* EXERCISE REQUIREMENTS: Wherever the word "территориального" appears in a line, copy that line.

* LISTING:
-- START --
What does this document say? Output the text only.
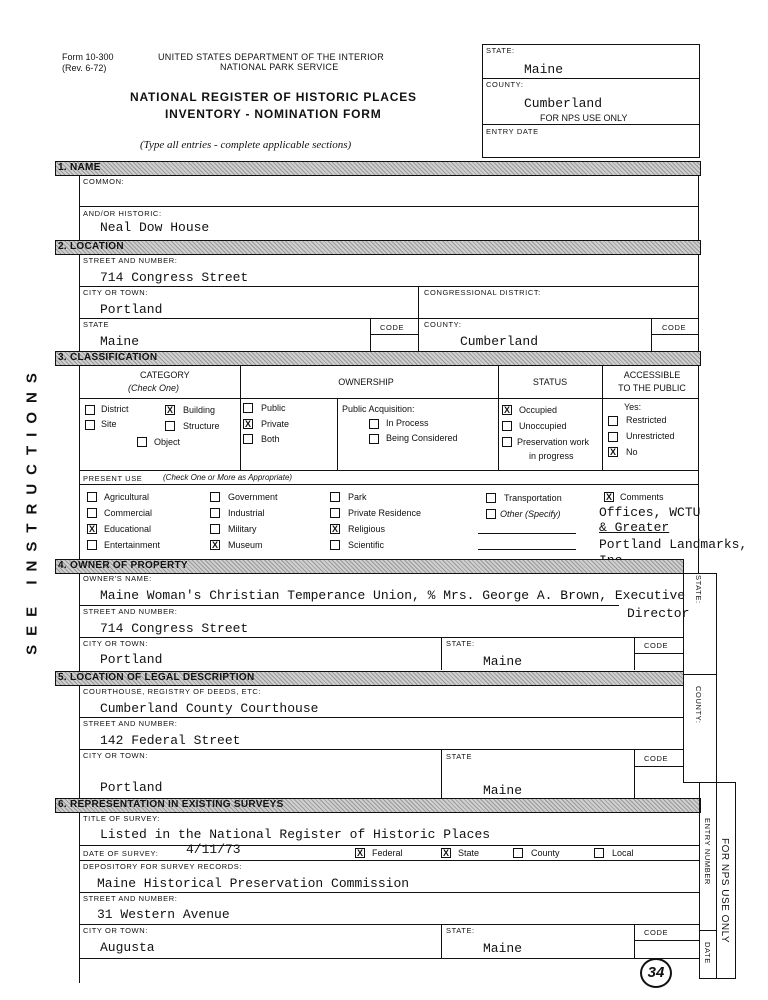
Form 10-300
(Rev. 6-72)
UNITED STATES DEPARTMENT OF THE INTERIOR
NATIONAL PARK SERVICE
NATIONAL REGISTER OF HISTORIC PLACES
INVENTORY - NOMINATION FORM
(Type all entries - complete applicable sections)
STATE:
Maine
COUNTY:
Cumberland
FOR NPS USE ONLY
ENTRY DATE
SEE INSTRUCTIONS
1. NAME
COMMON:
AND/OR HISTORIC:
Neal Dow House
2. LOCATION
STREET AND NUMBER:
714 Congress Street
CITY OR TOWN:
Portland
CONGRESSIONAL DISTRICT:
STATE
Maine
CODE	COUNTY:
Cumberland
CODE
3. CLASSIFICATION
CATEGORY
(Check One)
OWNERSHIP	STATUS
ACCESSIBLE
TO THE PUBLIC
District	X Building
Site	Structure
Object
Public
X Private
Both
Public Acquisition:
In Process
Being Considered
X Occupied
Unoccupied
Preservation work
in progress
Yes:
Restricted
Unrestricted
X No
PRESENT USE	(Check One or More as Appropriate)
Agricultural
Commercial
X Educational
Entertainment
Government
Industrial
Military
X Museum
Park
Private Residence
X Religious
Scientific
Transportation
Other (Specify)
X Comments
Offices, WCTU
& Greater
Portland Landmarks,
4. OWNER OF PROPERTY
OWNER'S NAME:
Maine Woman's Christian Temperance Union, % Mrs. George A. Brown, Executive
Director
STREET AND NUMBER:
714 Congress Street
CITY OR TOWN:
Portland
STATE:
Maine
CODE
STATE:
COUNTY:
5. LOCATION OF LEGAL DESCRIPTION
COURTHOUSE, REGISTRY OF DEEDS, ETC:
Cumberland County Courthouse
STREET AND NUMBER:
142 Federal Street
CITY OR TOWN:
Portland
STATE
Maine
CODE
6. REPRESENTATION IN EXISTING SURVEYS
TITLE OF SURVEY:
Listed in the National Register of Historic Places
DATE OF SURVEY: 4/11/73	X Federal	X State	County	Local
DEPOSITORY FOR SURVEY RECORDS:
Maine Historical Preservation Commission
STREET AND NUMBER:
31 Western Avenue
CITY OR TOWN:
Augusta
STATE:
Maine
CODE
ENTRY NUMBER
DATE
FOR NPS USE ONLY
34
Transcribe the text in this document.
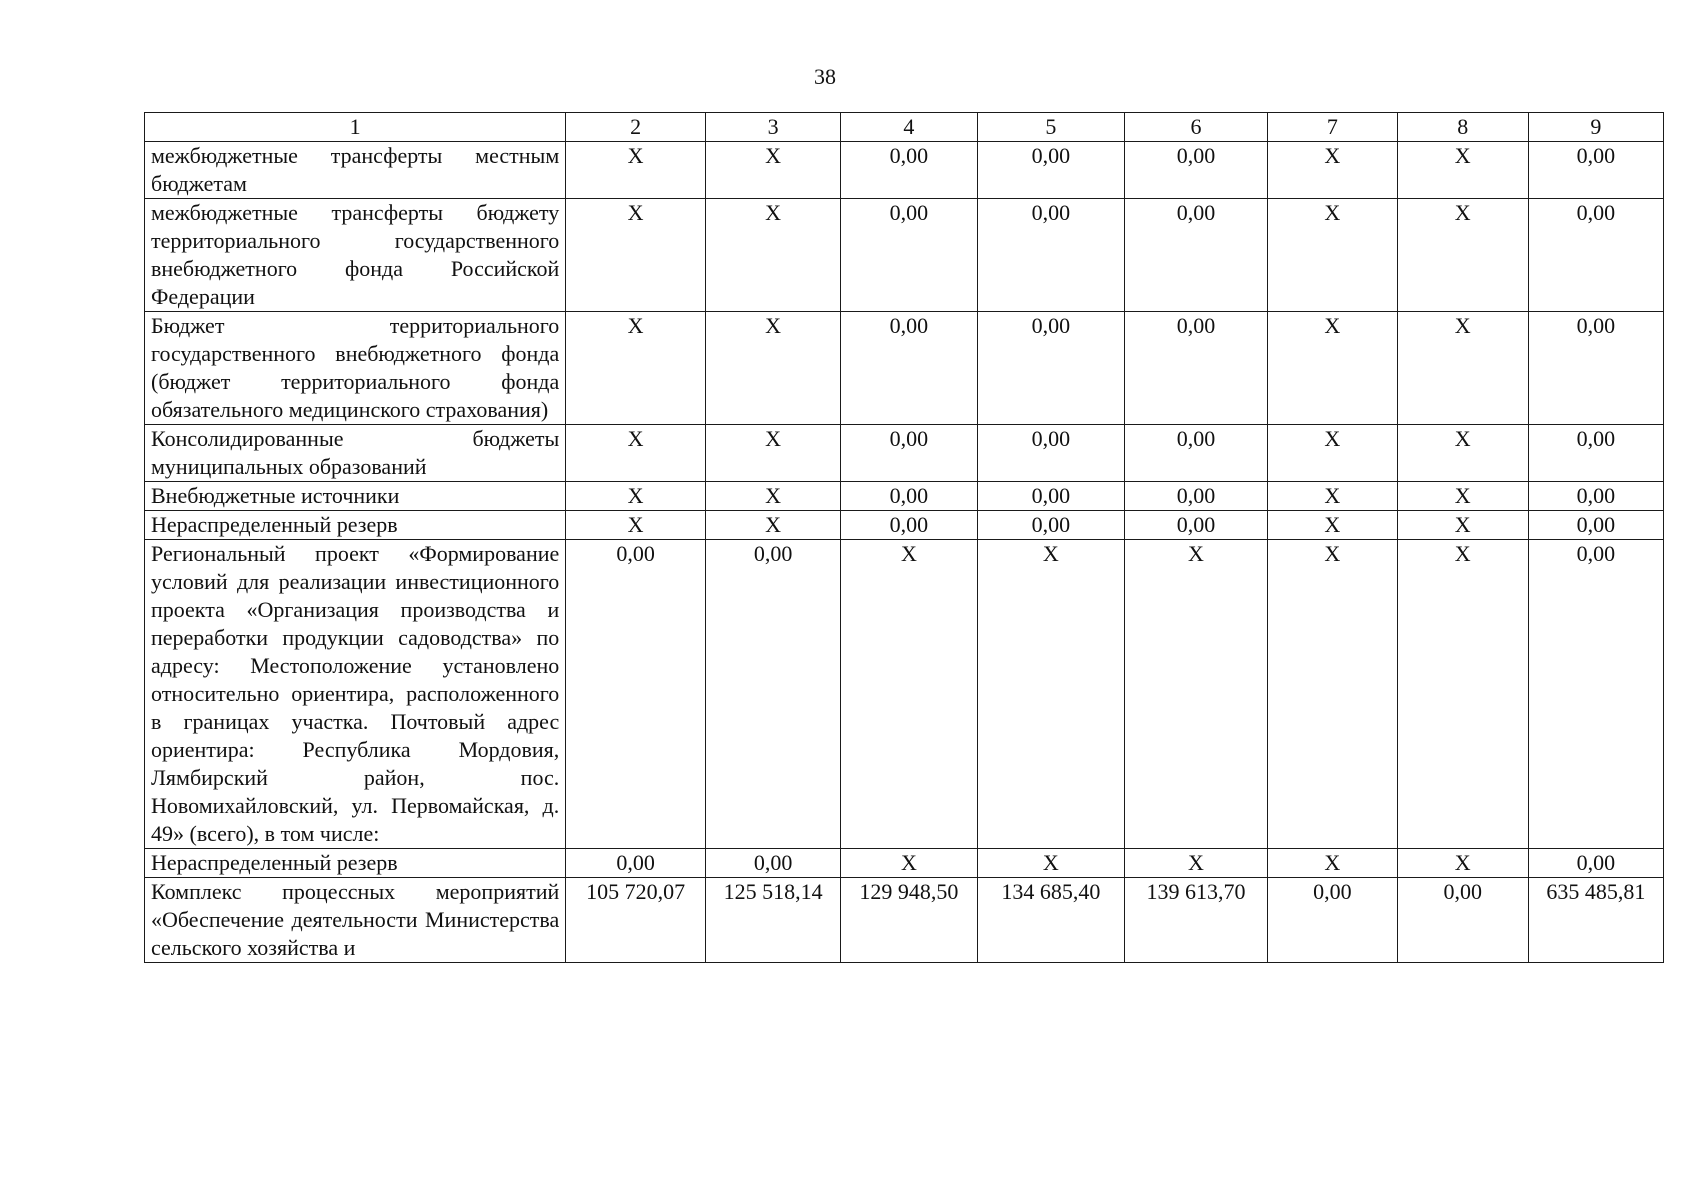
38
1	2	3	4	5	6	7	8	9
межбюджетные трансферты местным бюджетам	X	X	0,00	0,00	0,00	X	X	0,00
межбюджетные трансферты бюджету территориального государственного внебюджетного фонда Российской Федерации	X	X	0,00	0,00	0,00	X	X	0,00
Бюджет территориального государственного внебюджетного фонда (бюджет территориального фонда обязательного медицинского страхования)	X	X	0,00	0,00	0,00	X	X	0,00
Консолидированные бюджеты муниципальных образований	X	X	0,00	0,00	0,00	X	X	0,00
Внебюджетные источники	X	X	0,00	0,00	0,00	X	X	0,00
Нераспределенный резерв	X	X	0,00	0,00	0,00	X	X	0,00
Региональный проект «Формирование условий для реализации инвестиционного проекта «Организация производства и переработки продукции садоводства» по адресу: Местоположение установлено относительно ориентира, расположенного в границах участка. Почтовый адрес ориентира: Республика Мордовия, Лямбирский район, пос. Новомихайловский, ул. Первомайская, д. 49» (всего), в том числе:	0,00	0,00	X	X	X	X	X	0,00
Нераспределенный резерв	0,00	0,00	X	X	X	X	X	0,00
Комплекс процессных мероприятий «Обеспечение деятельности Министерства сельского хозяйства и	105 720,07	125 518,14	129 948,50	134 685,40	139 613,70	0,00	0,00	635 485,81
-- END --
* RESULT OF THIS TASK:
межбюджетные трансферты бюджету территориального государственного внебюджетного фонда Российской Федерации	X	X	0,00	0,00	0,00	X	X	0,00
Бюджет территориального государственного внебюджетного фонда (бюджет территориального фонда обязательного медицинского страхования)	X	X	0,00	0,00	0,00	X	X	0,00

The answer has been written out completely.